> **EXERCISE DETAILS**: All of the records below are to be given again word for word, with the pictures removed.

- - -

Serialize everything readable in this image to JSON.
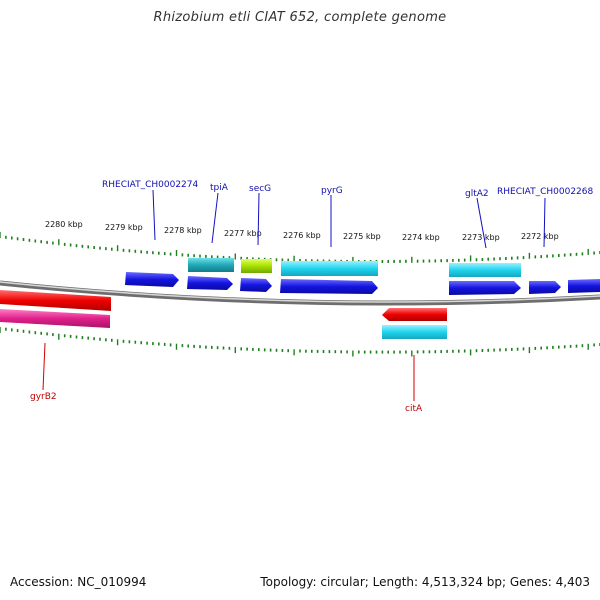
{
  "title": "Rhizobium etli CIAT 652, complete genome",
  "footer": {
    "accession": "Accession: NC_010994",
    "stats": "Topology: circular; Length: 4,513,324 bp; Genes: 4,403"
  },
  "colors": {
    "forward_cds": "#1010e0",
    "reverse_cds": "#e00000",
    "rna_cyan": "#20d0e0",
    "teal": "#20a0b0",
    "lime": "#a0e000",
    "pink": "#e0208a",
    "tick": "#208020",
    "backbone": "#888888"
  },
  "kbp_labels": [
    "2280 kbp",
    "2279 kbp",
    "2278 kbp",
    "2277 kbp",
    "2276 kbp",
    "2275 kbp",
    "2274 kbp",
    "2273 kbp",
    "2272 kbp"
  ],
  "gene_labels_top": [
    {
      "text": "RHECIAT_CH0002274"
    },
    {
      "text": "tpiA"
    },
    {
      "text": "secG"
    },
    {
      "text": "pyrG"
    },
    {
      "text": "gltA2"
    },
    {
      "text": "RHECIAT_CH0002268"
    }
  ],
  "gene_labels_bottom": [
    {
      "text": "gyrB2"
    },
    {
      "text": "citA"
    }
  ]
}
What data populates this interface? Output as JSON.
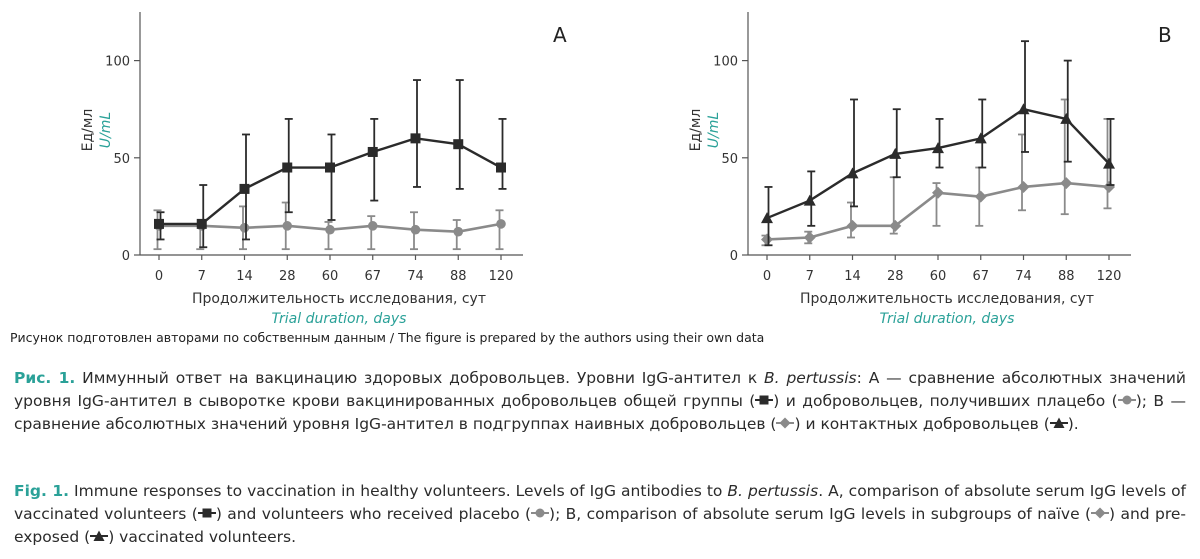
{
  "chart_data": [
    {
      "type": "line",
      "panel_label": "A",
      "categories": [
        "0",
        "7",
        "14",
        "28",
        "60",
        "67",
        "74",
        "88",
        "120"
      ],
      "ylabel_ru": "Ед/мл",
      "ylabel_en": "U/mL",
      "xlabel_ru": "Продолжительность исследования, сут",
      "xlabel_en": "Trial duration, days",
      "ylim": [
        0,
        125
      ],
      "yticks": [
        0,
        50,
        100
      ],
      "grid": false,
      "series": [
        {
          "marker": "square",
          "color": "#2b2b2b",
          "values": [
            16,
            16,
            34,
            45,
            45,
            53,
            60,
            57,
            45
          ],
          "err_low": [
            8,
            4,
            8,
            22,
            18,
            28,
            35,
            34,
            34
          ],
          "err_high": [
            22,
            36,
            62,
            70,
            62,
            70,
            90,
            90,
            70
          ]
        },
        {
          "marker": "circle",
          "color": "#8a8a8a",
          "values": [
            15,
            15,
            14,
            15,
            13,
            15,
            13,
            12,
            16
          ],
          "err_low": [
            3,
            3,
            3,
            3,
            3,
            3,
            3,
            3,
            3
          ],
          "err_high": [
            23,
            15,
            25,
            27,
            17,
            20,
            22,
            18,
            23
          ]
        }
      ]
    },
    {
      "type": "line",
      "panel_label": "B",
      "categories": [
        "0",
        "7",
        "14",
        "28",
        "60",
        "67",
        "74",
        "88",
        "120"
      ],
      "ylabel_ru": "Ед/мл",
      "ylabel_en": "U/mL",
      "xlabel_ru": "Продолжительность исследования, сут",
      "xlabel_en": "Trial duration, days",
      "ylim": [
        0,
        125
      ],
      "yticks": [
        0,
        50,
        100
      ],
      "grid": false,
      "series": [
        {
          "marker": "triangle",
          "color": "#2b2b2b",
          "values": [
            19,
            28,
            42,
            52,
            55,
            60,
            75,
            70,
            47
          ],
          "err_low": [
            5,
            15,
            25,
            40,
            45,
            45,
            53,
            48,
            36
          ],
          "err_high": [
            35,
            43,
            80,
            75,
            70,
            80,
            110,
            100,
            70
          ]
        },
        {
          "marker": "diamond",
          "color": "#8a8a8a",
          "values": [
            8,
            9,
            15,
            15,
            32,
            30,
            35,
            37,
            35
          ],
          "err_low": [
            5,
            6,
            9,
            11,
            15,
            15,
            23,
            21,
            24
          ],
          "err_high": [
            10,
            12,
            27,
            40,
            37,
            45,
            62,
            80,
            70
          ]
        }
      ]
    }
  ],
  "credit": "Рисунок подготовлен авторами по собственным данным / The figure is prepared by the authors using their own data",
  "caption_ru": {
    "lead": "Рис. 1.",
    "t1": " Иммунный ответ на вакцинацию здоровых добровольцев. Уровни IgG-антител к ",
    "italic": "B. pertussis",
    "t2": ": А — сравнение абсолютных значений уровня IgG-антител в сыворотке крови вакцинированных добровольцев общей группы (",
    "t3": ") и добровольцев, получивших плацебо (",
    "t4": "); В — сравнение абсолютных значений уровня IgG-антител в подгруппах наивных добровольцев (",
    "t5": ") и контактных добровольцев (",
    "t6": ")."
  },
  "caption_en": {
    "lead": "Fig. 1.",
    "t1": " Immune responses to vaccination in healthy volunteers. Levels of IgG antibodies to ",
    "italic": "B. pertussis",
    "t2": ". A, comparison of absolute serum IgG levels of vaccinated volunteers (",
    "t3": ") and volunteers who received placebo (",
    "t4": "); B, comparison of absolute serum IgG levels in subgroups of naïve (",
    "t5": ") and pre-exposed (",
    "t6": ") vaccinated volunteers."
  }
}
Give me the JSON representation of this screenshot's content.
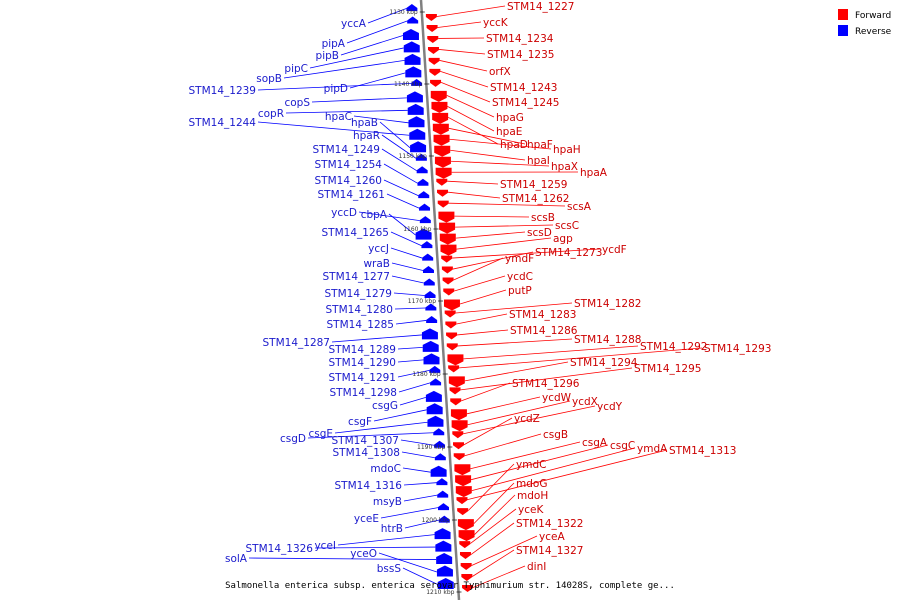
{
  "colors": {
    "forward": "#ff0000",
    "reverse": "#0000ff",
    "axis": "#808080",
    "text_forward": "#cc0000",
    "text_reverse": "#1a1acc"
  },
  "legend": [
    {
      "label": "Forward",
      "strand": "forward"
    },
    {
      "label": "Reverse",
      "strand": "reverse"
    }
  ],
  "caption": "Salmonella enterica subsp. enterica serovar Typhimurium str. 14028S, complete ge...",
  "ticks": [
    "1130 kbp",
    "1140 kbp",
    "1150 kbp",
    "1160 kbp",
    "1170 kbp",
    "1180 kbp",
    "1190 kbp",
    "1200 kbp",
    "1210 kbp"
  ],
  "genes_forward": [
    "STM14_1227",
    "yccK",
    "STM14_1234",
    "STM14_1235",
    "orfX",
    "STM14_1243",
    "STM14_1245",
    "hpaG",
    "hpaE",
    "hpaD",
    "hpaF",
    "hpaH",
    "hpaI",
    "hpaX",
    "hpaA",
    "STM14_1259",
    "STM14_1262",
    "scsA",
    "scsB",
    "scsC",
    "scsD",
    "agp",
    "ycdF",
    "STM14_1273",
    "ymdF",
    "ycdC",
    "putP",
    "STM14_1282",
    "STM14_1283",
    "STM14_1286",
    "STM14_1288",
    "STM14_1292",
    "STM14_1293",
    "STM14_1294",
    "STM14_1295",
    "STM14_1296",
    "ycdW",
    "ycdX",
    "ycdY",
    "ycdZ",
    "csgB",
    "csgA",
    "csgC",
    "ymdA",
    "STM14_1313",
    "ymdC",
    "mdoG",
    "mdoH",
    "yceK",
    "STM14_1322",
    "yceA",
    "STM14_1327",
    "dinI"
  ],
  "genes_reverse": [
    "yccA",
    "pipA",
    "pipB",
    "pipC",
    "sopB",
    "pipD",
    "STM14_1239",
    "copS",
    "copR",
    "hpaC",
    "STM14_1244",
    "hpaB",
    "hpaR",
    "STM14_1249",
    "STM14_1254",
    "STM14_1260",
    "STM14_1261",
    "yccD",
    "cbpA",
    "STM14_1265",
    "yccJ",
    "wraB",
    "STM14_1277",
    "STM14_1279",
    "STM14_1280",
    "STM14_1285",
    "STM14_1287",
    "STM14_1289",
    "STM14_1290",
    "STM14_1291",
    "STM14_1298",
    "csgG",
    "csgF",
    "csgE",
    "csgD",
    "STM14_1307",
    "STM14_1308",
    "mdoC",
    "STM14_1316",
    "msyB",
    "yceE",
    "htrB",
    "yceI",
    "STM14_1326",
    "solA",
    "yceO",
    "bssS"
  ]
}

- - -

> **RESPONSE TO THIS EXERCISE**:
Serialize everything readable in this image to JSON.
{
  "title": "Rhizobium etli CIAT 652, complete genome",
  "footer": {
    "accession": "Accession: NC_010994",
    "stats": "Topology: circular; Length: 4,513,324 bp; Genes: 4,403"
  },
  "colors": {
    "forward_cds": "#1010e0",
    "reverse_cds": "#e00000",
    "rna_cyan": "#20d0e0",
    "teal": "#20a0b0",
    "lime": "#a0e000",
    "pink": "#e0208a",
    "tick": "#208020",
    "backbone": "#888888"
  },
  "kbp_labels": [
    "2280 kbp",
    "2279 kbp",
    "2278 kbp",
    "2277 kbp",
    "2276 kbp",
    "2275 kbp",
    "2274 kbp",
    "2273 kbp",
    "2272 kbp"
  ],
  "gene_labels_top": [
    {
      "text": "RHECIAT_CH0002274"
    },
    {
      "text": "tpiA"
    },
    {
      "text": "secG"
    },
    {
      "text": "pyrG"
    },
    {
      "text": "gltA2"
    },
    {
      "text": "RHECIAT_CH0002268"
    }
  ],
  "gene_labels_bottom": [
    {
      "text": "gyrB2"
    },
    {
      "text": "citA"
    }
  ]
}
What data populates this interface? Output as JSON.
{
  "chart_data": [
    {
      "type": "line",
      "panel_label": "A",
      "categories": [
        "0",
        "7",
        "14",
        "28",
        "60",
        "67",
        "74",
        "88",
        "120"
      ],
      "ylabel_ru": "Ед/мл",
      "ylabel_en": "U/mL",
      "xlabel_ru": "Продолжительность исследования, сут",
      "xlabel_en": "Trial duration, days",
      "ylim": [
        0,
        125
      ],
      "yticks": [
        0,
        50,
        100
      ],
      "grid": false,
      "series": [
        {
          "marker": "square",
          "color": "#2b2b2b",
          "values": [
            16,
            16,
            34,
            45,
            45,
            53,
            60,
            57,
            45
          ],
          "err_low": [
            8,
            4,
            8,
            22,
            18,
            28,
            35,
            34,
            34
          ],
          "err_high": [
            22,
            36,
            62,
            70,
            62,
            70,
            90,
            90,
            70
          ]
        },
        {
          "marker": "circle",
          "color": "#8a8a8a",
          "values": [
            15,
            15,
            14,
            15,
            13,
            15,
            13,
            12,
            16
          ],
          "err_low": [
            3,
            3,
            3,
            3,
            3,
            3,
            3,
            3,
            3
          ],
          "err_high": [
            23,
            15,
            25,
            27,
            17,
            20,
            22,
            18,
            23
          ]
        }
      ]
    },
    {
      "type": "line",
      "panel_label": "B",
      "categories": [
        "0",
        "7",
        "14",
        "28",
        "60",
        "67",
        "74",
        "88",
        "120"
      ],
      "ylabel_ru": "Ед/мл",
      "ylabel_en": "U/mL",
      "xlabel_ru": "Продолжительность исследования, сут",
      "xlabel_en": "Trial duration, days",
      "ylim": [
        0,
        125
      ],
      "yticks": [
        0,
        50,
        100
      ],
      "grid": false,
      "series": [
        {
          "marker": "triangle",
          "color": "#2b2b2b",
          "values": [
            19,
            28,
            42,
            52,
            55,
            60,
            75,
            70,
            47
          ],
          "err_low": [
            5,
            15,
            25,
            40,
            45,
            45,
            53,
            48,
            36
          ],
          "err_high": [
            35,
            43,
            80,
            75,
            70,
            80,
            110,
            100,
            70
          ]
        },
        {
          "marker": "diamond",
          "color": "#8a8a8a",
          "values": [
            8,
            9,
            15,
            15,
            32,
            30,
            35,
            37,
            35
          ],
          "err_low": [
            5,
            6,
            9,
            11,
            15,
            15,
            23,
            21,
            24
          ],
          "err_high": [
            10,
            12,
            27,
            40,
            37,
            45,
            62,
            80,
            70
          ]
        }
      ]
    }
  ],
  "credit": "Рисунок подготовлен авторами по собственным данным / The figure is prepared by the authors using their own data",
  "caption_ru": {
    "lead": "Рис. 1.",
    "t1": " Иммунный ответ на вакцинацию здоровых добровольцев. Уровни IgG-антител к ",
    "italic": "B. pertussis",
    "t2": ": А — сравнение абсолютных значений уровня IgG-антител в сыворотке крови вакцинированных добровольцев общей группы (",
    "t3": ") и добровольцев, получивших плацебо (",
    "t4": "); В — сравнение абсолютных значений уровня IgG-антител в подгруппах наивных добровольцев (",
    "t5": ") и контактных добровольцев (",
    "t6": ")."
  },
  "caption_en": {
    "lead": "Fig. 1.",
    "t1": " Immune responses to vaccination in healthy volunteers. Levels of IgG antibodies to ",
    "italic": "B. pertussis",
    "t2": ". A, comparison of absolute serum IgG levels of vaccinated volunteers (",
    "t3": ") and volunteers who received placebo (",
    "t4": "); B, comparison of absolute serum IgG levels in subgroups of naïve (",
    "t5": ") and pre-exposed (",
    "t6": ") vaccinated volunteers."
  }
}
Give me the JSON representation of this screenshot's content.
{
  "colors": {
    "forward": "#ff0000",
    "reverse": "#0000ff",
    "axis": "#808080",
    "text_forward": "#cc0000",
    "text_reverse": "#1a1acc"
  },
  "legend": [
    {
      "label": "Forward",
      "strand": "forward"
    },
    {
      "label": "Reverse",
      "strand": "reverse"
    }
  ],
  "caption": "Salmonella enterica subsp. enterica serovar Typhimurium str. 14028S, complete ge...",
  "ticks": [
    "1130 kbp",
    "1140 kbp",
    "1150 kbp",
    "1160 kbp",
    "1170 kbp",
    "1180 kbp",
    "1190 kbp",
    "1200 kbp",
    "1210 kbp"
  ],
  "genes_forward": [
    "STM14_1227",
    "yccK",
    "STM14_1234",
    "STM14_1235",
    "orfX",
    "STM14_1243",
    "STM14_1245",
    "hpaG",
    "hpaE",
    "hpaD",
    "hpaF",
    "hpaH",
    "hpaI",
    "hpaX",
    "hpaA",
    "STM14_1259",
    "STM14_1262",
    "scsA",
    "scsB",
    "scsC",
    "scsD",
    "agp",
    "ycdF",
    "STM14_1273",
    "ymdF",
    "ycdC",
    "putP",
    "STM14_1282",
    "STM14_1283",
    "STM14_1286",
    "STM14_1288",
    "STM14_1292",
    "STM14_1293",
    "STM14_1294",
    "STM14_1295",
    "STM14_1296",
    "ycdW",
    "ycdX",
    "ycdY",
    "ycdZ",
    "csgB",
    "csgA",
    "csgC",
    "ymdA",
    "STM14_1313",
    "ymdC",
    "mdoG",
    "mdoH",
    "yceK",
    "STM14_1322",
    "yceA",
    "STM14_1327",
    "dinI"
  ],
  "genes_reverse": [
    "yccA",
    "pipA",
    "pipB",
    "pipC",
    "sopB",
    "pipD",
    "STM14_1239",
    "copS",
    "copR",
    "hpaC",
    "STM14_1244",
    "hpaB",
    "hpaR",
    "STM14_1249",
    "STM14_1254",
    "STM14_1260",
    "STM14_1261",
    "yccD",
    "cbpA",
    "STM14_1265",
    "yccJ",
    "wraB",
    "STM14_1277",
    "STM14_1279",
    "STM14_1280",
    "STM14_1285",
    "STM14_1287",
    "STM14_1289",
    "STM14_1290",
    "STM14_1291",
    "STM14_1298",
    "csgG",
    "csgF",
    "csgE",
    "csgD",
    "STM14_1307",
    "STM14_1308",
    "mdoC",
    "STM14_1316",
    "msyB",
    "yceE",
    "htrB",
    "yceI",
    "STM14_1326",
    "solA",
    "yceO",
    "bssS"
  ]
}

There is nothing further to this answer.